Available records:
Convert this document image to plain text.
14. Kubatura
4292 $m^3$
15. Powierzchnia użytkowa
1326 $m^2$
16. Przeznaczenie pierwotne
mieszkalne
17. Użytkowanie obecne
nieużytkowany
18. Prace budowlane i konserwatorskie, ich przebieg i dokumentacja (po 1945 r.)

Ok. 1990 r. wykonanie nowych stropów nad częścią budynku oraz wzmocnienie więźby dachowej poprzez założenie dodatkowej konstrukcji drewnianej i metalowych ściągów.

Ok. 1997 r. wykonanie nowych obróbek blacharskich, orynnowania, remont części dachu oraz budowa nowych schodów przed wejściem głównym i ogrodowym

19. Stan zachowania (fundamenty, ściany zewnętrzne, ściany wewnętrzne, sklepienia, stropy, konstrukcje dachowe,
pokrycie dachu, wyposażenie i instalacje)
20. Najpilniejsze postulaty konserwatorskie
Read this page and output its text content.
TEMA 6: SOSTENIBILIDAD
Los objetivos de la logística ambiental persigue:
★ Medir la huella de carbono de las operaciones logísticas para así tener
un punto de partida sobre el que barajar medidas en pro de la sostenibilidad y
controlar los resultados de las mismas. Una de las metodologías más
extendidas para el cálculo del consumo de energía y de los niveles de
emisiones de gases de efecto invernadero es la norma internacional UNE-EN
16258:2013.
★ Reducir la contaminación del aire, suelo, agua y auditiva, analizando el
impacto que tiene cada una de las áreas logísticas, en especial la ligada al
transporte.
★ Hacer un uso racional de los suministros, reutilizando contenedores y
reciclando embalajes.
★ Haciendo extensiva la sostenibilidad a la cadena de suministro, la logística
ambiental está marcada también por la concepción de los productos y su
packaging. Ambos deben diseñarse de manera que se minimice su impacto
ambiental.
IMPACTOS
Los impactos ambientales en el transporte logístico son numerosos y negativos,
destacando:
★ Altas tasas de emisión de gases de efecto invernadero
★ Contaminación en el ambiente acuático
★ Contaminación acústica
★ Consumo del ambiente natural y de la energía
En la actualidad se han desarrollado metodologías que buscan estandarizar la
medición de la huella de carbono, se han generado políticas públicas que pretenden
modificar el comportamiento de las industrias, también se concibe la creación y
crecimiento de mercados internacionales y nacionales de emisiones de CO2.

Exercise description:
Work out the count of lines containing the word "wykonanie", then write only that count.

Finished answer:
2